* Source data *
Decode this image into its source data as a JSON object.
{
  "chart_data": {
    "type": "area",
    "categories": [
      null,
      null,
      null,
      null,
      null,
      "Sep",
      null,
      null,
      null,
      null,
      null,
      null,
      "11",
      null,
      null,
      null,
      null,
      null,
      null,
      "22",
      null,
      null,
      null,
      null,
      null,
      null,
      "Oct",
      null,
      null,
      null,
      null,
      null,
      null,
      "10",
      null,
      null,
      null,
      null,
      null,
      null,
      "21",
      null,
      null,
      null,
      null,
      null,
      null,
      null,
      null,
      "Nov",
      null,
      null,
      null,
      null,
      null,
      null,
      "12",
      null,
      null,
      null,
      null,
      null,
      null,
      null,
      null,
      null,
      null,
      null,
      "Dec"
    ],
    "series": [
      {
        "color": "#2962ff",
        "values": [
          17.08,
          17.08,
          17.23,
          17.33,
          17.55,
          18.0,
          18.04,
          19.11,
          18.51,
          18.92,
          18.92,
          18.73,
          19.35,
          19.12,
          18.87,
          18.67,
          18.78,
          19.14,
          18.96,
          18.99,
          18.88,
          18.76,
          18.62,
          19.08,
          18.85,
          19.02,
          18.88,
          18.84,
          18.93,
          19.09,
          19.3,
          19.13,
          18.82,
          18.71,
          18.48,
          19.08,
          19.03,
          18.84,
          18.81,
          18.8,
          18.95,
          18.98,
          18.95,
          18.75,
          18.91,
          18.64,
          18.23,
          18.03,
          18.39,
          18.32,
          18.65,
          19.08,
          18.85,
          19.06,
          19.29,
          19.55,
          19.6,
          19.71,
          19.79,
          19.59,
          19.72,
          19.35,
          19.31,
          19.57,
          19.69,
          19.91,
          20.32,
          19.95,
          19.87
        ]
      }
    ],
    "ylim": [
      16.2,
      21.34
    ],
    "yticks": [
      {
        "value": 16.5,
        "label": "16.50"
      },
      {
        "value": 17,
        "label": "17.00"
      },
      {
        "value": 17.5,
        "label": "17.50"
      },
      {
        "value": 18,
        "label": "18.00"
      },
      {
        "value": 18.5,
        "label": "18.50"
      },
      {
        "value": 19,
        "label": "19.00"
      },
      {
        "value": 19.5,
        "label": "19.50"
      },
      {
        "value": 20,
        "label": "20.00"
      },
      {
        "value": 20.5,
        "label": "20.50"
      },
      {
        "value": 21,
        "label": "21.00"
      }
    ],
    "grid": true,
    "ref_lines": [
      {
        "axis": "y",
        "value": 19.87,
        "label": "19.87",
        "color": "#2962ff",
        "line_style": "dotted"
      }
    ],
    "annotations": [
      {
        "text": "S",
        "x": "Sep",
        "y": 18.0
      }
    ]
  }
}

* Instruction *
Print every record exactly as it was given.

* Worked answer *
Decode this image into its source data as a JSON object.
{
  "chart_data": {
    "type": "area",
    "categories": [
      null,
      null,
      null,
      null,
      null,
      "Sep",
      null,
      null,
      null,
      null,
      null,
      null,
      "11",
      null,
      null,
      null,
      null,
      null,
      null,
      "22",
      null,
      null,
      null,
      null,
      null,
      null,
      "Oct",
      null,
      null,
      null,
      null,
      null,
      null,
      "10",
      null,
      null,
      null,
      null,
      null,
      null,
      "21",
      null,
      null,
      null,
      null,
      null,
      null,
      null,
      null,
      "Nov",
      null,
      null,
      null,
      null,
      null,
      null,
      "12",
      null,
      null,
      null,
      null,
      null,
      null,
      null,
      null,
      null,
      null,
      null,
      "Dec"
    ],
    "series": [
      {
        "color": "#2962ff",
        "values": [
          17.08,
          17.08,
          17.23,
          17.33,
          17.55,
          18.0,
          18.04,
          19.11,
          18.51,
          18.92,
          18.92,
          18.73,
          19.35,
          19.12,
          18.87,
          18.67,
          18.78,
          19.14,
          18.96,
          18.99,
          18.88,
          18.76,
          18.62,
          19.08,
          18.85,
          19.02,
          18.88,
          18.84,
          18.93,
          19.09,
          19.3,
          19.13,
          18.82,
          18.71,
          18.48,
          19.08,
          19.03,
          18.84,
          18.81,
          18.8,
          18.95,
          18.98,
          18.95,
          18.75,
          18.91,
          18.64,
          18.23,
          18.03,
          18.39,
          18.32,
          18.65,
          19.08,
          18.85,
          19.06,
          19.29,
          19.55,
          19.6,
          19.71,
          19.79,
          19.59,
          19.72,
          19.35,
          19.31,
          19.57,
          19.69,
          19.91,
          20.32,
          19.95,
          19.87
        ]
      }
    ],
    "ylim": [
      16.2,
      21.34
    ],
    "yticks": [
      {
        "value": 16.5,
        "label": "16.50"
      },
      {
        "value": 17,
        "label": "17.00"
      },
      {
        "value": 17.5,
        "label": "17.50"
      },
      {
        "value": 18,
        "label": "18.00"
      },
      {
        "value": 18.5,
        "label": "18.50"
      },
      {
        "value": 19,
        "label": "19.00"
      },
      {
        "value": 19.5,
        "label": "19.50"
      },
      {
        "value": 20,
        "label": "20.00"
      },
      {
        "value": 20.5,
        "label": "20.50"
      },
      {
        "value": 21,
        "label": "21.00"
      }
    ],
    "grid": true,
    "ref_lines": [
      {
        "axis": "y",
        "value": 19.87,
        "label": "19.87",
        "color": "#2962ff",
        "line_style": "dotted"
      }
    ],
    "annotations": [
      {
        "text": "S",
        "x": "Sep",
        "y": 18.0
      }
    ]
  }
}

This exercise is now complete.